--- Begin SUPPLIED RECORDS ---

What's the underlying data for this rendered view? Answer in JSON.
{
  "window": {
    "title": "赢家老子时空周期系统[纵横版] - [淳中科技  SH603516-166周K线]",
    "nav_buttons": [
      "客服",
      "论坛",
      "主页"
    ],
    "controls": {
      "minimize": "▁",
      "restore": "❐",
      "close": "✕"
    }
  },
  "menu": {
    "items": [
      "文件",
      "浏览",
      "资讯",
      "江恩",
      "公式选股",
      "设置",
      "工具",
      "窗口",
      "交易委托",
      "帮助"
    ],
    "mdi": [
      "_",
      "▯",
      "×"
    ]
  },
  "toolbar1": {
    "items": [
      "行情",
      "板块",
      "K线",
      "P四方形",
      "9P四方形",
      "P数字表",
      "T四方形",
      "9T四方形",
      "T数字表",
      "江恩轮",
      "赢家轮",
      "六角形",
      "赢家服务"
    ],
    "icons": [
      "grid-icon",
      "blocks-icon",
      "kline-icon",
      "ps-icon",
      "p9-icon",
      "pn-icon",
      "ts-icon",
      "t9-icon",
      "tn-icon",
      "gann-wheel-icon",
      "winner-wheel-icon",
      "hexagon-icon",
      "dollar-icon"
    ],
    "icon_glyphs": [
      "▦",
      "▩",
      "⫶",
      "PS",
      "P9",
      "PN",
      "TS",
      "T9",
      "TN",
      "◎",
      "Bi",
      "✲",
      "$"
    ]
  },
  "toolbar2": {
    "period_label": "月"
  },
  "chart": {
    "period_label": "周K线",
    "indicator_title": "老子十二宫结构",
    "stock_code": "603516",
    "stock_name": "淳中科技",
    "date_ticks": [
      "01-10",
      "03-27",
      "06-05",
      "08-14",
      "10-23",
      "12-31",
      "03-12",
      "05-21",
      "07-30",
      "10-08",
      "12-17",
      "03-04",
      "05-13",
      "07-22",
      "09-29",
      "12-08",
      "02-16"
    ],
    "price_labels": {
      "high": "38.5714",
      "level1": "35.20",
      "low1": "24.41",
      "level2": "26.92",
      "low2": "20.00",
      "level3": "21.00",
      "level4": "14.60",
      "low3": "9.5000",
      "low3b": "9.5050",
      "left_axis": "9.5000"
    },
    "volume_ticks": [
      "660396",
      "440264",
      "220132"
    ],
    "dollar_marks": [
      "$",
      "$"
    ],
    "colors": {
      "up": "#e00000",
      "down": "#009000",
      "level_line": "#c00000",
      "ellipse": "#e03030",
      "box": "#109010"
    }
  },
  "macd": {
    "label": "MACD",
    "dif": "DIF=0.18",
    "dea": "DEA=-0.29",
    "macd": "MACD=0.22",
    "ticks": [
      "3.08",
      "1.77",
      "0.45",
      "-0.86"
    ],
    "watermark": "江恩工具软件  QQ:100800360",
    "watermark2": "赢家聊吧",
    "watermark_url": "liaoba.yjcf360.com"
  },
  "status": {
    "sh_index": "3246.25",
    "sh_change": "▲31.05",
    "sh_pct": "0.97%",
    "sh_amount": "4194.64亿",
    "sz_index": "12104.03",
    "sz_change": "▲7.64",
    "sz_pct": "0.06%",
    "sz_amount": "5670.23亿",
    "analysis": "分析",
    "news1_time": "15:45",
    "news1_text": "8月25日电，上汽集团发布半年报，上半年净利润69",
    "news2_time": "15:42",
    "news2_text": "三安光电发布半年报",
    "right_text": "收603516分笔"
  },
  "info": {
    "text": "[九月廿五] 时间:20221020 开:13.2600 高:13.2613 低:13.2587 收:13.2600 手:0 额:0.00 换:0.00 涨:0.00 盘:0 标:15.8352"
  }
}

--- End SUPPLIED RECORDS ---

**YOUR OBJECTIVE**.
Output every line above without altering anything.

**REPLY TO THE EXERCISE**.
What's the underlying data for this rendered view? Answer in JSON.
{
  "window": {
    "title": "赢家老子时空周期系统[纵横版] - [淳中科技  SH603516-166周K线]",
    "nav_buttons": [
      "客服",
      "论坛",
      "主页"
    ],
    "controls": {
      "minimize": "▁",
      "restore": "❐",
      "close": "✕"
    }
  },
  "menu": {
    "items": [
      "文件",
      "浏览",
      "资讯",
      "江恩",
      "公式选股",
      "设置",
      "工具",
      "窗口",
      "交易委托",
      "帮助"
    ],
    "mdi": [
      "_",
      "▯",
      "×"
    ]
  },
  "toolbar1": {
    "items": [
      "行情",
      "板块",
      "K线",
      "P四方形",
      "9P四方形",
      "P数字表",
      "T四方形",
      "9T四方形",
      "T数字表",
      "江恩轮",
      "赢家轮",
      "六角形",
      "赢家服务"
    ],
    "icons": [
      "grid-icon",
      "blocks-icon",
      "kline-icon",
      "ps-icon",
      "p9-icon",
      "pn-icon",
      "ts-icon",
      "t9-icon",
      "tn-icon",
      "gann-wheel-icon",
      "winner-wheel-icon",
      "hexagon-icon",
      "dollar-icon"
    ],
    "icon_glyphs": [
      "▦",
      "▩",
      "⫶",
      "PS",
      "P9",
      "PN",
      "TS",
      "T9",
      "TN",
      "◎",
      "Bi",
      "✲",
      "$"
    ]
  },
  "toolbar2": {
    "period_label": "月"
  },
  "chart": {
    "period_label": "周K线",
    "indicator_title": "老子十二宫结构",
    "stock_code": "603516",
    "stock_name": "淳中科技",
    "date_ticks": [
      "01-10",
      "03-27",
      "06-05",
      "08-14",
      "10-23",
      "12-31",
      "03-12",
      "05-21",
      "07-30",
      "10-08",
      "12-17",
      "03-04",
      "05-13",
      "07-22",
      "09-29",
      "12-08",
      "02-16"
    ],
    "price_labels": {
      "high": "38.5714",
      "level1": "35.20",
      "low1": "24.41",
      "level2": "26.92",
      "low2": "20.00",
      "level3": "21.00",
      "level4": "14.60",
      "low3": "9.5000",
      "low3b": "9.5050",
      "left_axis": "9.5000"
    },
    "volume_ticks": [
      "660396",
      "440264",
      "220132"
    ],
    "dollar_marks": [
      "$",
      "$"
    ],
    "colors": {
      "up": "#e00000",
      "down": "#009000",
      "level_line": "#c00000",
      "ellipse": "#e03030",
      "box": "#109010"
    }
  },
  "macd": {
    "label": "MACD",
    "dif": "DIF=0.18",
    "dea": "DEA=-0.29",
    "macd": "MACD=0.22",
    "ticks": [
      "3.08",
      "1.77",
      "0.45",
      "-0.86"
    ],
    "watermark": "江恩工具软件  QQ:100800360",
    "watermark2": "赢家聊吧",
    "watermark_url": "liaoba.yjcf360.com"
  },
  "status": {
    "sh_index": "3246.25",
    "sh_change": "▲31.05",
    "sh_pct": "0.97%",
    "sh_amount": "4194.64亿",
    "sz_index": "12104.03",
    "sz_change": "▲7.64",
    "sz_pct": "0.06%",
    "sz_amount": "5670.23亿",
    "analysis": "分析",
    "news1_time": "15:45",
    "news1_text": "8月25日电，上汽集团发布半年报，上半年净利润69",
    "news2_time": "15:42",
    "news2_text": "三安光电发布半年报",
    "right_text": "收603516分笔"
  },
  "info": {
    "text": "[九月廿五] 时间:20221020 开:13.2600 高:13.2613 低:13.2587 收:13.2600 手:0 额:0.00 换:0.00 涨:0.00 盘:0 标:15.8352"
  }
}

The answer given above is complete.